__Exercise brief__.
Please repeat the material in the stretch from the line containing "Give me the" through the line containing "tile-title: PRAMBUSNIB [36, 460, 180, 482]", swapping "game-tile" for "game-card" and leaving everything else unchanged. Leave the pictures out of your answer.

__Records to use__.
◇ ◇ ◇ ◇ ◇ ◇ ◇
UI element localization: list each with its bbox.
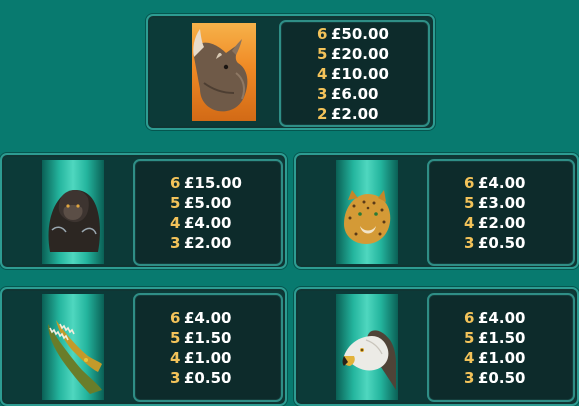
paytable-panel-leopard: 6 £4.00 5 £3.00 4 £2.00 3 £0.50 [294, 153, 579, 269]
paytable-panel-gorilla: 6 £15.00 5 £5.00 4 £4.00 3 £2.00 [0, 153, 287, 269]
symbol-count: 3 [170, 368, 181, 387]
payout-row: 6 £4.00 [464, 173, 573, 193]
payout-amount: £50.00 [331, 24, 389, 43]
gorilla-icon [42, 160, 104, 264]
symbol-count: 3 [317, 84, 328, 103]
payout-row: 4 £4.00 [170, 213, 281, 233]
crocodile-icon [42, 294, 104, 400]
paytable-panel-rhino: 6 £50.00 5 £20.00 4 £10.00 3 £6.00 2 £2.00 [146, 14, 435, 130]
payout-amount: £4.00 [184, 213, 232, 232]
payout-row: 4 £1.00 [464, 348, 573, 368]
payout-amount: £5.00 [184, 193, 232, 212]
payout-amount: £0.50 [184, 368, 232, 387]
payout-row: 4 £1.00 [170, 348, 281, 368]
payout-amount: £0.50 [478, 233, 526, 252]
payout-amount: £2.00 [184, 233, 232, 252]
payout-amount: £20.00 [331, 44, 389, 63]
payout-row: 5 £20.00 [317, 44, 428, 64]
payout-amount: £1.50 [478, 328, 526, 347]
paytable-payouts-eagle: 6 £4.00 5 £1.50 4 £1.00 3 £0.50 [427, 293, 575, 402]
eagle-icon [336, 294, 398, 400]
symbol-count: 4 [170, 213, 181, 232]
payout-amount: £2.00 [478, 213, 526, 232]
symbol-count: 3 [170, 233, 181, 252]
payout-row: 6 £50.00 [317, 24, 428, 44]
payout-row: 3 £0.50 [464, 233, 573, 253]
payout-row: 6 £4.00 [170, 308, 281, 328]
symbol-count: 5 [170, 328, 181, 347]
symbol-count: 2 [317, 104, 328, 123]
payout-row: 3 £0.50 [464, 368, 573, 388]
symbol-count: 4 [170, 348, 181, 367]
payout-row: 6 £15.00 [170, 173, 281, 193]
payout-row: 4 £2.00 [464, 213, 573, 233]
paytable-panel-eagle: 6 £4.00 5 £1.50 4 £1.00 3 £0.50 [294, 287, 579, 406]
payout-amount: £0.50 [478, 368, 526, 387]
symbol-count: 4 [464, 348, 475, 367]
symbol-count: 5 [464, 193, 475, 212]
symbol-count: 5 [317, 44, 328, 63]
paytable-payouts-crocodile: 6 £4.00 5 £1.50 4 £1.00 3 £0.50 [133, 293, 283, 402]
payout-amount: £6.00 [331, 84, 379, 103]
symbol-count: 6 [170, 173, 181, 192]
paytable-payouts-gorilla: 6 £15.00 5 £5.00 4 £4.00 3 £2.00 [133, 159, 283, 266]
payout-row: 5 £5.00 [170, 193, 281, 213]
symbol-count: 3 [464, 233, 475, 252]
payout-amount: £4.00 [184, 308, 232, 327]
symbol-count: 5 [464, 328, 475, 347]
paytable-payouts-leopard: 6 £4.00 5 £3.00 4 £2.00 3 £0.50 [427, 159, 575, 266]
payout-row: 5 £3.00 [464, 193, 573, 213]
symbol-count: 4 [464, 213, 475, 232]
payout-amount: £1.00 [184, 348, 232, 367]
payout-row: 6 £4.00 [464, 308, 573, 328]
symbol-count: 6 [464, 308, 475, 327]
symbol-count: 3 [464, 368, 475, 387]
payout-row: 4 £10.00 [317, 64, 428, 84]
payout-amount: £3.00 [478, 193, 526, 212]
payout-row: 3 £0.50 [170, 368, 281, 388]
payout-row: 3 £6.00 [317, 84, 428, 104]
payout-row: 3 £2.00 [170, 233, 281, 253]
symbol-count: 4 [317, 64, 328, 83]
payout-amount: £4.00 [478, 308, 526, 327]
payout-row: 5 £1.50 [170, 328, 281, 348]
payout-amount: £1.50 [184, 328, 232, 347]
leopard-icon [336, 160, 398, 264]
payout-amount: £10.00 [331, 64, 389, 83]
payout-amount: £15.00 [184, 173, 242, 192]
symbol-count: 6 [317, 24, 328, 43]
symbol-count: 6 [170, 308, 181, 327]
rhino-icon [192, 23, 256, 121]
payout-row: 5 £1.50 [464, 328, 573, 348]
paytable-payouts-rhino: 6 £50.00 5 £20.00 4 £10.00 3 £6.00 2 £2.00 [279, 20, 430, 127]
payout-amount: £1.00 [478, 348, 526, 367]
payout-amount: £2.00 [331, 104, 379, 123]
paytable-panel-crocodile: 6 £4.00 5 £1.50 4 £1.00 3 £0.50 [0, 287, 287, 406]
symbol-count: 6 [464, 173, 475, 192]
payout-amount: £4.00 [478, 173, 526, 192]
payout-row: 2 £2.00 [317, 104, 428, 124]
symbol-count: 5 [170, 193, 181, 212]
◇ ◇ ◇ ◇ ◇ ◇ ◇
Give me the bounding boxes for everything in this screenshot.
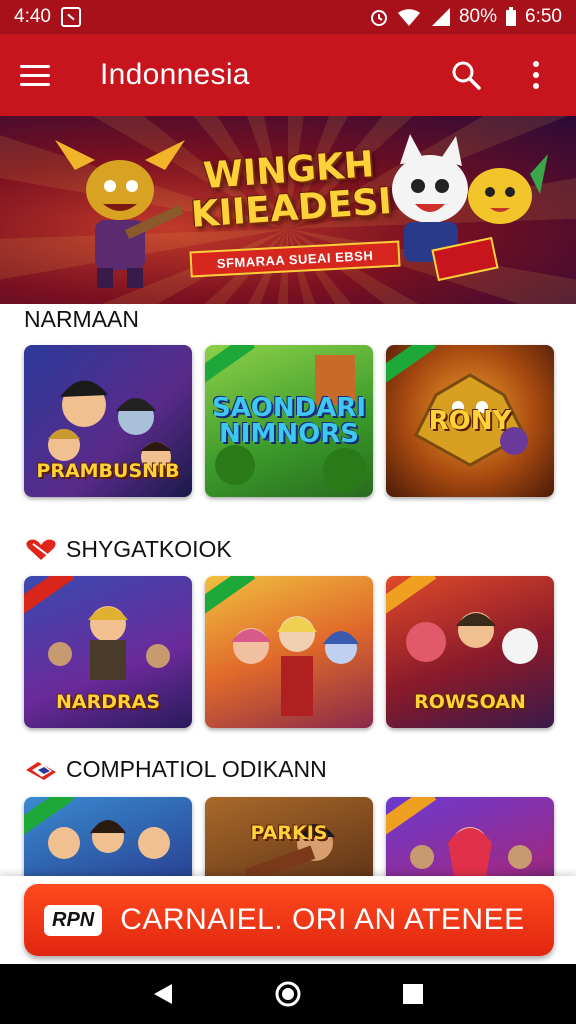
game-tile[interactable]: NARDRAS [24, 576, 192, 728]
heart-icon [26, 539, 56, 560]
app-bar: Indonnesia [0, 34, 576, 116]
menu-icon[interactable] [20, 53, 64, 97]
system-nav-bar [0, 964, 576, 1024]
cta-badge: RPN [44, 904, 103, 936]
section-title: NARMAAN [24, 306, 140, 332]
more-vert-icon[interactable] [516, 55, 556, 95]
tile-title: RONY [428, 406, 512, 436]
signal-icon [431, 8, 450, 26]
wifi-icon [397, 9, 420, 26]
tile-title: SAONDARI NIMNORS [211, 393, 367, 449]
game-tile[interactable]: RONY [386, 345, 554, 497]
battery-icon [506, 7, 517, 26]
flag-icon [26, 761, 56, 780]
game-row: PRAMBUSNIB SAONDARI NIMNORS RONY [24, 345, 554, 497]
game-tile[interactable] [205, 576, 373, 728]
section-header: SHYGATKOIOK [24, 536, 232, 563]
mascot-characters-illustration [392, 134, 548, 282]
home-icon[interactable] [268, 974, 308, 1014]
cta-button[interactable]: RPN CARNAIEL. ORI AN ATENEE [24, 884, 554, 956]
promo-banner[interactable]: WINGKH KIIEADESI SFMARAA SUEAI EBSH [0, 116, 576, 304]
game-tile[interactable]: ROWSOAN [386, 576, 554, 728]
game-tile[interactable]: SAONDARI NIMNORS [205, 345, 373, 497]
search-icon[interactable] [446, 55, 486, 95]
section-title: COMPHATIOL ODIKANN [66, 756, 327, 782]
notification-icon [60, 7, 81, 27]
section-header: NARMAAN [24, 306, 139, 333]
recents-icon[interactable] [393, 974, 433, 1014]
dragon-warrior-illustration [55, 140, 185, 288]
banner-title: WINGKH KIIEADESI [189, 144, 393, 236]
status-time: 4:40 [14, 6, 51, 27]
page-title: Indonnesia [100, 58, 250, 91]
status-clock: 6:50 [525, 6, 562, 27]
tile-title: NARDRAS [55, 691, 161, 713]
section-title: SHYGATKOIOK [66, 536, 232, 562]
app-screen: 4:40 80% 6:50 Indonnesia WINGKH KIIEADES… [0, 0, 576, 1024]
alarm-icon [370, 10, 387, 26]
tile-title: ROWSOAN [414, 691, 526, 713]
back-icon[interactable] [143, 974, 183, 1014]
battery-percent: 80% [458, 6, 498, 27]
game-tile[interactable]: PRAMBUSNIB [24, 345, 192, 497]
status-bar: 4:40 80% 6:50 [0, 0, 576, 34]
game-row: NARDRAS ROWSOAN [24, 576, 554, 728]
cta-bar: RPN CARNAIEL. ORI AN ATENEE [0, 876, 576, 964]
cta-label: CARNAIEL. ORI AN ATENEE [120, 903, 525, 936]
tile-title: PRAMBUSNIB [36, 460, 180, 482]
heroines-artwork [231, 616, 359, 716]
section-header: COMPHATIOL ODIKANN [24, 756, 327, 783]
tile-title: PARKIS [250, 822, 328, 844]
◇ ◇ ◇ ◇ ◇ ◇ ◇
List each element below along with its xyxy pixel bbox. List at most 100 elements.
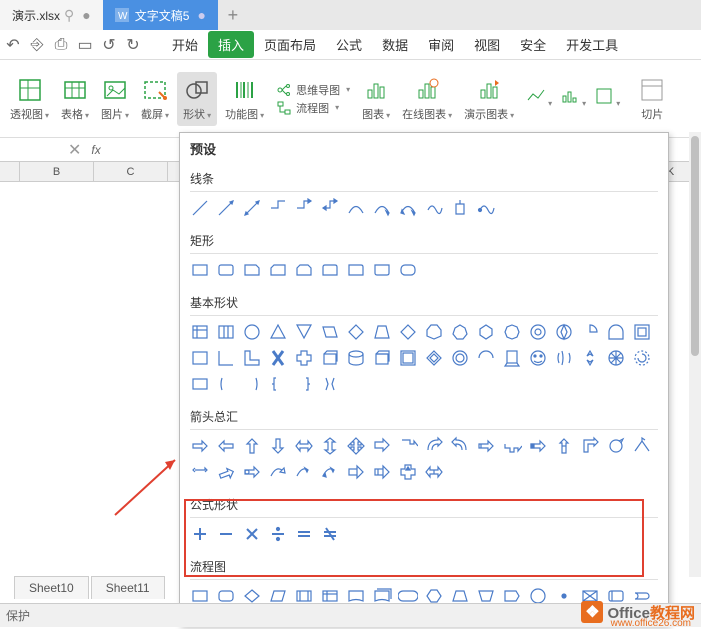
◇ ◇ ◇ ◇ ◇ ◇ ◇
__Right answer__.
Give me the bounding boxes for everything in this screenshot.
game-card[interactable]: NARDRAS [24, 576, 192, 728]
heart-icon [26, 539, 56, 560]
app-bar: Indonnesia [0, 34, 576, 116]
menu-icon[interactable] [20, 53, 64, 97]
system-nav-bar [0, 964, 576, 1024]
cta-badge: RPN [44, 904, 103, 936]
section-title: NARMAAN [24, 306, 140, 332]
more-vert-icon[interactable] [516, 55, 556, 95]
tile-title: RONY [428, 406, 512, 436]
signal-icon [431, 8, 450, 26]
wifi-icon [397, 9, 420, 26]
tile-title: SAONDARI NIMNORS [211, 393, 367, 449]
game-card[interactable]: RONY [386, 345, 554, 497]
battery-icon [506, 7, 517, 26]
flag-icon [26, 761, 56, 780]
game-row: PRAMBUSNIB SAONDARI NIMNORS RONY [24, 345, 554, 497]
game-card[interactable] [205, 576, 373, 728]
section-header: SHYGATKOIOK [24, 536, 232, 563]
mascot-characters-illustration [392, 134, 548, 282]
home-icon[interactable] [268, 974, 308, 1014]
cta-button[interactable]: RPN CARNAIEL. ORI AN ATENEE [24, 884, 554, 956]
promo-banner[interactable]: WINGKH KIIEADESI SFMARAA SUEAI EBSH [0, 116, 576, 304]
game-card[interactable]: ROWSOAN [386, 576, 554, 728]
game-card[interactable]: SAONDARI NIMNORS [205, 345, 373, 497]
search-icon[interactable] [446, 55, 486, 95]
section-title: COMPHATIOL ODIKANN [66, 756, 327, 782]
notification-icon [60, 7, 81, 27]
section-header: NARMAAN [24, 306, 139, 333]
recents-icon[interactable] [393, 974, 433, 1014]
dragon-warrior-illustration [55, 140, 185, 288]
banner-title: WINGKH KIIEADESI [189, 144, 393, 236]
status-time: 4:40 [14, 6, 51, 27]
page-title: Indonnesia [100, 58, 250, 91]
status-clock: 6:50 [525, 6, 562, 27]
tile-title: NARDRAS [55, 691, 161, 713]
section-title: SHYGATKOIOK [66, 536, 232, 562]
app-screen: 4:40 80% 6:50 Indonnesia WINGKH KIIEADES… [0, 0, 576, 1024]
alarm-icon [370, 10, 387, 26]
tile-title: ROWSOAN [414, 691, 526, 713]
back-icon[interactable] [143, 974, 183, 1014]
battery-percent: 80% [458, 6, 498, 27]
game-card[interactable]: PRAMBUSNIB [24, 345, 192, 497]
status-bar: 4:40 80% 6:50 [0, 0, 576, 34]
game-row: NARDRAS ROWSOAN [24, 576, 554, 728]
cta-bar: RPN CARNAIEL. ORI AN ATENEE [0, 876, 576, 964]
cta-label: CARNAIEL. ORI AN ATENEE [120, 903, 525, 936]
tile-title: PRAMBUSNIB [36, 460, 180, 482]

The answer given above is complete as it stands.